-- start EXTRACT TO READ --
Before trying to change cultural ideas in your family, do you think this woman is interested and would her family accept a proposal from a younger man? It sounds like you know her family as this is your best friend’s family so they know your character and have interacted with you often.
Think about your interactions with all of them and if you feel they would consider you. Also, consider would your best friend support this marriage or would it cause conflict? You must be prepared to handle the possibilities in this arrangement from both your family and hers. If you see it is a possibility to have her family support the marriage, then I encourage you to pray about this before proceeding. You want to be calm and have carefully thought this through before sitting with your parents.
It is an unfortunate reality in some societies that cultural expectations supersede Islam and will even go directly against sunnah in order to satisfy society. We know the first marriage of the Prophet Mohamed (peace be upon him) was to an older woman named Khadijah (May Allah be pleased with her), she was significantly older than him and even employed him. The woman you speak of is only two years older than you; this is a minor age difference which should make it easier for your parents to accept.
-- end EXTRACT TO READ --
-- start DATA EXTRACT --
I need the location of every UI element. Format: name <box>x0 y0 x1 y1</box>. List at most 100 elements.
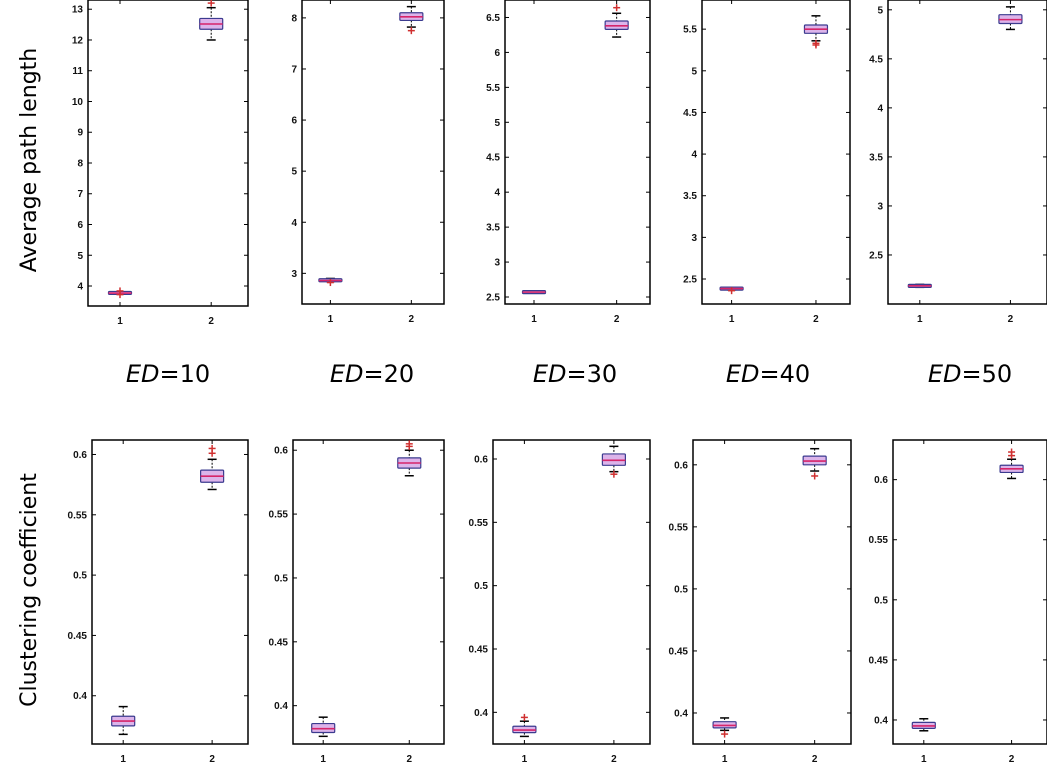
y-tick-label: 5.5 <box>683 25 697 36</box>
y-tick-label: 0.5 <box>274 573 288 584</box>
y-tick-label: 0.6 <box>73 450 87 461</box>
y-tick-label: 6 <box>77 220 83 231</box>
y-tick-label: 11 <box>72 66 83 77</box>
x-tick-label: 2 <box>409 314 415 325</box>
y-tick-label: 5 <box>494 118 500 129</box>
y-tick-label: 0.5 <box>674 584 688 595</box>
y-tick-label: 5 <box>691 66 697 77</box>
y-tick-label: 6.5 <box>486 13 500 24</box>
y-tick-label: 0.5 <box>474 581 488 592</box>
y-tick-label: 4.5 <box>869 54 883 65</box>
y-tick-label: 2.5 <box>486 293 500 304</box>
y-tick-label: 8 <box>291 13 297 24</box>
y-tick-label: 0.45 <box>68 631 88 642</box>
y-tick-label: 5 <box>877 5 883 16</box>
y-tick-label: 3 <box>691 233 697 244</box>
y-tick-label: 5.5 <box>486 83 500 94</box>
y-tick-label: 3 <box>877 201 883 212</box>
y-tick-label: 0.4 <box>674 708 688 719</box>
y-tick-label: 4 <box>691 150 697 161</box>
y-tick-label: 0.6 <box>274 446 288 457</box>
panel-6: 0.4 0.45 0.5 0.55 0.6 1 2 <box>68 439 249 765</box>
y-tick-label: 0.55 <box>869 535 889 546</box>
y-tick-label: 4 <box>77 282 83 293</box>
x-tick-label: 1 <box>531 314 537 325</box>
y-tick-label: 5 <box>77 251 83 262</box>
plot-frame <box>504 0 651 305</box>
x-tick-label: 1 <box>722 754 728 765</box>
x-tick-label: 1 <box>328 314 334 325</box>
y-tick-label: 0.45 <box>669 646 689 657</box>
panel-10: 0.4 0.45 0.5 0.55 0.6 1 2 <box>869 439 1047 765</box>
y-tick-label: 8 <box>77 158 83 169</box>
y-tick-label: 3.5 <box>683 191 697 202</box>
x-tick-label: 2 <box>611 754 617 765</box>
y-tick-label: 5 <box>291 167 297 178</box>
x-tick-label: 1 <box>117 316 123 327</box>
y-label-average-path-length: Average path length <box>17 48 42 272</box>
plot-frame <box>292 439 445 745</box>
plot-frame <box>701 0 851 305</box>
plot-frame <box>887 0 1047 305</box>
y-tick-label: 0.6 <box>874 475 888 486</box>
y-tick-label: 0.4 <box>73 691 87 702</box>
x-tick-label: 2 <box>208 316 214 327</box>
y-tick-label: 4.5 <box>683 108 697 119</box>
plot-frame <box>492 439 651 745</box>
panel-8: 0.4 0.45 0.5 0.55 0.6 1 2 <box>469 439 651 765</box>
y-tick-label: 0.55 <box>669 522 689 533</box>
y-tick-label: 0.45 <box>869 655 889 666</box>
x-tick-label: 2 <box>614 314 620 325</box>
y-tick-label: 0.5 <box>73 571 87 582</box>
y-tick-label: 0.6 <box>474 455 488 466</box>
panel-3: 2.5 3 3.5 4 4.5 5 5.5 6 6.5 1 2 <box>486 0 651 325</box>
y-tick-label: 4 <box>291 218 297 229</box>
x-tick-label: 2 <box>1008 314 1014 325</box>
plot-frame <box>301 0 445 305</box>
plot-frame <box>892 439 1047 745</box>
panel-9: 0.4 0.45 0.5 0.55 0.6 1 2 <box>669 439 852 765</box>
y-tick-label: 3.5 <box>869 152 883 163</box>
y-tick-label: 3 <box>291 269 297 280</box>
x-tick-label: 1 <box>917 314 923 325</box>
ed-label-50: ED=50 <box>928 360 1012 388</box>
x-tick-label: 2 <box>209 754 215 765</box>
y-tick-label: 0.4 <box>474 708 488 719</box>
y-tick-label: 2.5 <box>683 275 697 286</box>
plot-frame <box>91 439 249 745</box>
ed-label-10: ED=10 <box>126 360 210 388</box>
plot-frame <box>692 439 852 745</box>
x-tick-label: 1 <box>921 754 927 765</box>
y-tick-label: 3 <box>494 258 500 269</box>
ed-label-30: ED=30 <box>533 360 617 388</box>
y-tick-label: 7 <box>77 189 83 200</box>
y-tick-label: 6 <box>494 48 500 59</box>
y-tick-label: 0.45 <box>469 645 489 656</box>
y-tick-label: 2.5 <box>869 250 883 261</box>
y-tick-label: 3.5 <box>486 223 500 234</box>
y-tick-label: 4 <box>877 103 883 114</box>
ed-label-20: ED=20 <box>330 360 414 388</box>
y-tick-label: 0.4 <box>274 701 288 712</box>
y-tick-label: 13 <box>72 5 84 16</box>
panel-7: 0.4 0.45 0.5 0.55 0.6 1 2 <box>269 439 445 765</box>
y-tick-label: 0.45 <box>269 637 289 648</box>
panel-2: 3 4 5 6 7 8 1 2 <box>291 0 445 325</box>
x-tick-label: 1 <box>120 754 126 765</box>
x-tick-label: 1 <box>320 754 326 765</box>
y-tick-label: 7 <box>291 64 297 75</box>
x-tick-label: 2 <box>406 754 412 765</box>
x-tick-label: 2 <box>812 754 818 765</box>
y-tick-label: 0.55 <box>469 518 489 529</box>
y-label-clustering-coefficient: Clustering coefficient <box>17 473 42 707</box>
y-tick-label: 12 <box>72 35 84 46</box>
y-tick-label: 0.4 <box>874 715 888 726</box>
y-tick-label: 0.5 <box>874 595 888 606</box>
y-tick-label: 9 <box>77 128 83 139</box>
y-tick-label: 6 <box>291 116 297 127</box>
y-tick-label: 0.55 <box>68 510 88 521</box>
y-tick-label: 0.6 <box>674 460 688 471</box>
x-tick-label: 2 <box>813 314 819 325</box>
-- end DATA EXTRACT --
#### REQUIREMENT
Transcribe the portion of the marriage advice text that opens with the words "It is an unfortunate" and closes with "parents to accept.".

#### RESPONSE TO THIS TASK
It is an unfortunate reality in some societies that cultural expectations supersede Islam and will even go directly against sunnah in order to satisfy society. We know the first marriage of the Prophet Mohamed (peace be upon him) was to an older woman named Khadijah (May Allah be pleased with her), she was significantly older than him and even employed him. The woman you speak of is only two years older than you; this is a minor age difference which should make it easier for your parents to accept.